▶ Materials provided:
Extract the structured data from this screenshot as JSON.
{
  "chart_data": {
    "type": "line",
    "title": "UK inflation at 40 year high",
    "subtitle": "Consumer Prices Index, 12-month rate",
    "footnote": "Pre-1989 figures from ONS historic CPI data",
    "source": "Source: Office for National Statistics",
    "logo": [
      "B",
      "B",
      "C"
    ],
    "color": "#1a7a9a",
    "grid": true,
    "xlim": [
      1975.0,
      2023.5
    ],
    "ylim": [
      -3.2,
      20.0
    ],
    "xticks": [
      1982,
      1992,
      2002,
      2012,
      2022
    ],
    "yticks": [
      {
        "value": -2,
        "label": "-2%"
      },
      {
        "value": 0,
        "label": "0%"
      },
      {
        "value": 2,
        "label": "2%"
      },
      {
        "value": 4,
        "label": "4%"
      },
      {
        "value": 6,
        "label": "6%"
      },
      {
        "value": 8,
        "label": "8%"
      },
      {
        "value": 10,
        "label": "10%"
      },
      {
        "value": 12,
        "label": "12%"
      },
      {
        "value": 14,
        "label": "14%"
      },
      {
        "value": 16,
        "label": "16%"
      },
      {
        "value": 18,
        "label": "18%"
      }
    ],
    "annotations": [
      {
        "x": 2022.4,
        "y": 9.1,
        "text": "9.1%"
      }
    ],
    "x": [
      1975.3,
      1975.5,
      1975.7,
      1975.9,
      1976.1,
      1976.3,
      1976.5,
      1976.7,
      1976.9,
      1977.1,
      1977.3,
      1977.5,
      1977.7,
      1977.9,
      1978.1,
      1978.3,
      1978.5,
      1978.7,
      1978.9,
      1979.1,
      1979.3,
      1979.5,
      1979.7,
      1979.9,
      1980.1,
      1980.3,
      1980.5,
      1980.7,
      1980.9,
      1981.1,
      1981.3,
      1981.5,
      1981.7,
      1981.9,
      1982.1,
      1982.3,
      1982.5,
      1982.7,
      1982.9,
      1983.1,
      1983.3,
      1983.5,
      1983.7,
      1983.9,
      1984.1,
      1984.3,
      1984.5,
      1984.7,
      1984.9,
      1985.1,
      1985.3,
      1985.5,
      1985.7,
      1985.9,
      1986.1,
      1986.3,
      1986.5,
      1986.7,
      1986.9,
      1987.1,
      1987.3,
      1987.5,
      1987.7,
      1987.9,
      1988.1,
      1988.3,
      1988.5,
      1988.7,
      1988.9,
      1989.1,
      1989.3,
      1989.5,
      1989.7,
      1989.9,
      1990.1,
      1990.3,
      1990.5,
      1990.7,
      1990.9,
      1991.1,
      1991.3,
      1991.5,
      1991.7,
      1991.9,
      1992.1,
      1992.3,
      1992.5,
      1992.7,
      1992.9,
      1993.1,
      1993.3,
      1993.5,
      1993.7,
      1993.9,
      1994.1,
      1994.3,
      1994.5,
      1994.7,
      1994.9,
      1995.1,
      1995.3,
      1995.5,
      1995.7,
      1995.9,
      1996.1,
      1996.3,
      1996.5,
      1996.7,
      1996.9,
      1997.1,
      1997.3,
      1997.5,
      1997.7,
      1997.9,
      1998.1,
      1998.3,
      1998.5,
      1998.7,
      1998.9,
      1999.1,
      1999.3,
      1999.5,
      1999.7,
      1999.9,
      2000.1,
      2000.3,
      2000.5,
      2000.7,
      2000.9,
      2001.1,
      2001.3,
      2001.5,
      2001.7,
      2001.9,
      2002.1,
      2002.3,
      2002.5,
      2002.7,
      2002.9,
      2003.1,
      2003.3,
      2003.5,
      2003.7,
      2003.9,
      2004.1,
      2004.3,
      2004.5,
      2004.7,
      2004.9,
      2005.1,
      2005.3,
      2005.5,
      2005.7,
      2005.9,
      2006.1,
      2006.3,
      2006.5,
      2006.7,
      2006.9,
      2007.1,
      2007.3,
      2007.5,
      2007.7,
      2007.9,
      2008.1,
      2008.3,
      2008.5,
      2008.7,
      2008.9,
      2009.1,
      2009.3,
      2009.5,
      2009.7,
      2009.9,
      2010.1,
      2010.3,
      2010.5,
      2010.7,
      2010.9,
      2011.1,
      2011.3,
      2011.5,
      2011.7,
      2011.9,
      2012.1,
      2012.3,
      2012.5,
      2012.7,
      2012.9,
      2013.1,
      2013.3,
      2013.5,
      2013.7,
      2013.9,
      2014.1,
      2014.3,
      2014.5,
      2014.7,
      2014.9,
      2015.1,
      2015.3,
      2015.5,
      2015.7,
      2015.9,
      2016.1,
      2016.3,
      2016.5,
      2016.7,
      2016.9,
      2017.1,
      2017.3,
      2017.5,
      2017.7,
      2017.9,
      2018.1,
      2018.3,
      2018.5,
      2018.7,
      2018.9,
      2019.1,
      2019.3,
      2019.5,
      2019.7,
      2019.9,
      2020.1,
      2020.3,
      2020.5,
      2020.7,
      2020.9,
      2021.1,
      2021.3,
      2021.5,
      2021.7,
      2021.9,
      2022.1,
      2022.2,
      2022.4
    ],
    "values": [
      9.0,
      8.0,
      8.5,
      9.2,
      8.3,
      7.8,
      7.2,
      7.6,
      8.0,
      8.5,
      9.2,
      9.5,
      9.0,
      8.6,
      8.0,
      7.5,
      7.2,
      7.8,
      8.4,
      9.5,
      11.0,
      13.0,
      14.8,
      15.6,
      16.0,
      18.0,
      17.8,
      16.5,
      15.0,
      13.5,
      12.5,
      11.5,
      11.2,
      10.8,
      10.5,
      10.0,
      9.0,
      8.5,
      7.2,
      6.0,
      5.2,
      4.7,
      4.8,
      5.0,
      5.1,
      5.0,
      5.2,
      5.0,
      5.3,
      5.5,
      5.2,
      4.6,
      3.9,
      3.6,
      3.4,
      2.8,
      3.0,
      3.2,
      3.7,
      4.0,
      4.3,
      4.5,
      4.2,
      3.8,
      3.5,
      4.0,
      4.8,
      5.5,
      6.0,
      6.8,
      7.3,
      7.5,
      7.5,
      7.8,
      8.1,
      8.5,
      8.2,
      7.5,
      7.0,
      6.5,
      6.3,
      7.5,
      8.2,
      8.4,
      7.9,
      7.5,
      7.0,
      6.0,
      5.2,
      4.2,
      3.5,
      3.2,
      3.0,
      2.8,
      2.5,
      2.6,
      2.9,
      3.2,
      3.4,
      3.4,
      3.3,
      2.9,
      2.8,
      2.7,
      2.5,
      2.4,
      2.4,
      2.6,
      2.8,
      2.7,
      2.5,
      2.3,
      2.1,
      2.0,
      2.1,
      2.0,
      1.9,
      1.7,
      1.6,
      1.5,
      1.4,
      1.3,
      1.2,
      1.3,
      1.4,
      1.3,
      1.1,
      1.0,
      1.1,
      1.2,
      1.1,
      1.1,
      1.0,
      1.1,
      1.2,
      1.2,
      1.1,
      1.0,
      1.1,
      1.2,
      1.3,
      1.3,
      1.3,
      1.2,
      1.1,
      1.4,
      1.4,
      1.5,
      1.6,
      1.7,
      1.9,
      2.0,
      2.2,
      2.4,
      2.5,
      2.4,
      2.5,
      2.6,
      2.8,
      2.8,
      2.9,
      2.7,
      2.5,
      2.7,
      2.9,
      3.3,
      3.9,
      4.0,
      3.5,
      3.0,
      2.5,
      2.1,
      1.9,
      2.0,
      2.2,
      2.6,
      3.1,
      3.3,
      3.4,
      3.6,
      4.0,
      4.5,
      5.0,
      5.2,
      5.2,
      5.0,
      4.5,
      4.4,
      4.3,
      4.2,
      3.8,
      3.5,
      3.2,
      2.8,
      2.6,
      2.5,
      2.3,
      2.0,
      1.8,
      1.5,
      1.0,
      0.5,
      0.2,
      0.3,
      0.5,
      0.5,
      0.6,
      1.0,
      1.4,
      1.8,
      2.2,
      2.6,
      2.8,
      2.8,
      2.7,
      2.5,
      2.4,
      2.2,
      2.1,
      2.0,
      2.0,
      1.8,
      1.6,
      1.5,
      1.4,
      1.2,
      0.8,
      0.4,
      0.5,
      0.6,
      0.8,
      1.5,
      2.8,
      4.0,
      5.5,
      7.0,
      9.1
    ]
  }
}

▶ Task: Lines holding the word "from" in the entries above are the ones to pull out. Copy them all.

▶ Solution to the problem:
Extract the structured data from this screenshot as JSON.
    "footnote": "Pre-1989 figures from ONS historic CPI data",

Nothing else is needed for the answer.